What you are asked to do
Look in the data below for the line that contains "Output the text content of this document.". Copy that line and the remaining lines exactly.

Data section

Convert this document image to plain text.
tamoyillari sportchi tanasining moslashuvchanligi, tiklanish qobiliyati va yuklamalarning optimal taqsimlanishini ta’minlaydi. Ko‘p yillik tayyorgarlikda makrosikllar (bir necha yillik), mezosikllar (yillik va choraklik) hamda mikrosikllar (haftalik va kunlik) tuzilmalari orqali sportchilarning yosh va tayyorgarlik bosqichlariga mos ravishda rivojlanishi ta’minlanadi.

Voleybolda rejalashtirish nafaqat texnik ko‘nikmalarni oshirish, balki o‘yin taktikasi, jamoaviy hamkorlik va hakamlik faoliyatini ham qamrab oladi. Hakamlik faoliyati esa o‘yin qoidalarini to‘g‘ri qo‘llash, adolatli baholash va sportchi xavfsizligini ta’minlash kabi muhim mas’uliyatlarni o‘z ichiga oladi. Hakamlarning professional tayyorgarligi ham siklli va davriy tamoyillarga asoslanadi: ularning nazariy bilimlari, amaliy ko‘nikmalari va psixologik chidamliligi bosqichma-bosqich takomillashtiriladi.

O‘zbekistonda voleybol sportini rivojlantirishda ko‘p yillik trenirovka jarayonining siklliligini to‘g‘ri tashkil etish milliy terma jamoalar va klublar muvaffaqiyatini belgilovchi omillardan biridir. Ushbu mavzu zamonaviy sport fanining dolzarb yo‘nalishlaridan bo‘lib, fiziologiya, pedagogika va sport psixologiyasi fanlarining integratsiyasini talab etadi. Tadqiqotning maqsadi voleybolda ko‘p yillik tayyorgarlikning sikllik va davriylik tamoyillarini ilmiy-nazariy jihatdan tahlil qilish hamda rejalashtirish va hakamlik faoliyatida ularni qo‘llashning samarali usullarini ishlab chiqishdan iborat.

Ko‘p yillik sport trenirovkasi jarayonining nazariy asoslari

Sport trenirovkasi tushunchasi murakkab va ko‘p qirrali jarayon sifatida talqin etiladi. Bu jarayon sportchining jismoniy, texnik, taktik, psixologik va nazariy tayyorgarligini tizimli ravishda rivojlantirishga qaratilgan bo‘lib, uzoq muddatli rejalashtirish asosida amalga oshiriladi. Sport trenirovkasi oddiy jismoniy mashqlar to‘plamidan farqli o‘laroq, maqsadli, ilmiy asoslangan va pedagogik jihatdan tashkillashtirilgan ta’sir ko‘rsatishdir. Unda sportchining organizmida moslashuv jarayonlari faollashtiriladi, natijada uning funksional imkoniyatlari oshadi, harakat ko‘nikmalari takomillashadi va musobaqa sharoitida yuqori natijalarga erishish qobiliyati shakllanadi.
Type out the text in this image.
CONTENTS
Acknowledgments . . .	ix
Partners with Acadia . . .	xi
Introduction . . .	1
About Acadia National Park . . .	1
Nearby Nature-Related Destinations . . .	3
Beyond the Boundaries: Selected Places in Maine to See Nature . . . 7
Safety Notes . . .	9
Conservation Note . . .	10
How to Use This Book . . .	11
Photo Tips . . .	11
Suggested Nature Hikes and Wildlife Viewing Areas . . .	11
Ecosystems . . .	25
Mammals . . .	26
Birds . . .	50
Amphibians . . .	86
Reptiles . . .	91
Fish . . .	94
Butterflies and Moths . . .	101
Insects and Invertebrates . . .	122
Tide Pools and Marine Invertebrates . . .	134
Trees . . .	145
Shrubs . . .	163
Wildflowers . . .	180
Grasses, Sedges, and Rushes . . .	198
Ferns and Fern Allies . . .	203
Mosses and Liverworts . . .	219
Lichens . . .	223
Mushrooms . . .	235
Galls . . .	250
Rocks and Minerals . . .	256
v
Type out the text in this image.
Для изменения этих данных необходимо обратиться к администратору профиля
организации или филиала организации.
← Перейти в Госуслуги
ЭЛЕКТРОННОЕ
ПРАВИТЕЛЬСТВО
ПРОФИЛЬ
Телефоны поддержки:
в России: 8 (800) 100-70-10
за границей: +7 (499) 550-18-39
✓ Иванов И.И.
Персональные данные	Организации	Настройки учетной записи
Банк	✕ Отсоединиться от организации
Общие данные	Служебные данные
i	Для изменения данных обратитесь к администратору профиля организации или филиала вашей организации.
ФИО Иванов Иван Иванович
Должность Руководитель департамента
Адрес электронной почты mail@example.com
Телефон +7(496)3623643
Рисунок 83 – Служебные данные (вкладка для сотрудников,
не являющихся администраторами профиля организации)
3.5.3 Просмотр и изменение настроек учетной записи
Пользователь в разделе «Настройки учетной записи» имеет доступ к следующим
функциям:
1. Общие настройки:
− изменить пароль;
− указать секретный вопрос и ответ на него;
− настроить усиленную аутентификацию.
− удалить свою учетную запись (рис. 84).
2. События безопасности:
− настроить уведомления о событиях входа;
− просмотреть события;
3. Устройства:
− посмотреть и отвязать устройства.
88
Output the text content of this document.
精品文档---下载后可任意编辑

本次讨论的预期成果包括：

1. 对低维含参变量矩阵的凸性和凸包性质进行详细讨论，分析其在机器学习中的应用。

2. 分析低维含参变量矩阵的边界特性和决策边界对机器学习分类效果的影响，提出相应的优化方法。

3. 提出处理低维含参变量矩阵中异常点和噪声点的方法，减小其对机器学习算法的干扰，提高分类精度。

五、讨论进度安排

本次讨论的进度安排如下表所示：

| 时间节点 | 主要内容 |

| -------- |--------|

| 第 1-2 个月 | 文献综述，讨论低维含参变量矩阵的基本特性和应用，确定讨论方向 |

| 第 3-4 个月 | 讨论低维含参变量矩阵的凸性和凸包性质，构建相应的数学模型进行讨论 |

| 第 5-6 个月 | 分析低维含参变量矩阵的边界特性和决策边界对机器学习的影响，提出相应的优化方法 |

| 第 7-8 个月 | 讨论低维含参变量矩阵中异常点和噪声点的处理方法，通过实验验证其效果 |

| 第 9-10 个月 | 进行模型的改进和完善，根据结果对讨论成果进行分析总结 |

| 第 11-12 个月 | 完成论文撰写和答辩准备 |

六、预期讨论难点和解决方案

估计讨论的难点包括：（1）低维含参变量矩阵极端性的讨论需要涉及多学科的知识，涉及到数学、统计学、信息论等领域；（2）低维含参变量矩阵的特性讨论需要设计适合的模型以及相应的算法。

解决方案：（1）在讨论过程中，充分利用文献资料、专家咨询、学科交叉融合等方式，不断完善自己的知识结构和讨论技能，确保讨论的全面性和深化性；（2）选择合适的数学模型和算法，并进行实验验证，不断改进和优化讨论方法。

Finished task
Output the text content of this document.
精品文档---下载后可任意编辑

本次讨论的预期成果包括：

1. 对低维含参变量矩阵的凸性和凸包性质进行详细讨论，分析其在机器学习中的应用。

2. 分析低维含参变量矩阵的边界特性和决策边界对机器学习分类效果的影响，提出相应的优化方法。

3. 提出处理低维含参变量矩阵中异常点和噪声点的方法，减小其对机器学习算法的干扰，提高分类精度。

五、讨论进度安排

本次讨论的进度安排如下表所示：

| 时间节点 | 主要内容 |

| -------- |--------|

| 第 1-2 个月 | 文献综述，讨论低维含参变量矩阵的基本特性和应用，确定讨论方向 |

| 第 3-4 个月 | 讨论低维含参变量矩阵的凸性和凸包性质，构建相应的数学模型进行讨论 |

| 第 5-6 个月 | 分析低维含参变量矩阵的边界特性和决策边界对机器学习的影响，提出相应的优化方法 |

| 第 7-8 个月 | 讨论低维含参变量矩阵中异常点和噪声点的处理方法，通过实验验证其效果 |

| 第 9-10 个月 | 进行模型的改进和完善，根据结果对讨论成果进行分析总结 |

| 第 11-12 个月 | 完成论文撰写和答辩准备 |

六、预期讨论难点和解决方案

估计讨论的难点包括：（1）低维含参变量矩阵极端性的讨论需要涉及多学科的知识，涉及到数学、统计学、信息论等领域；（2）低维含参变量矩阵的特性讨论需要设计适合的模型以及相应的算法。

解决方案：（1）在讨论过程中，充分利用文献资料、专家咨询、学科交叉融合等方式，不断完善自己的知识结构和讨论技能，确保讨论的全面性和深化性；（2）选择合适的数学模型和算法，并进行实验验证，不断改进和优化讨论方法。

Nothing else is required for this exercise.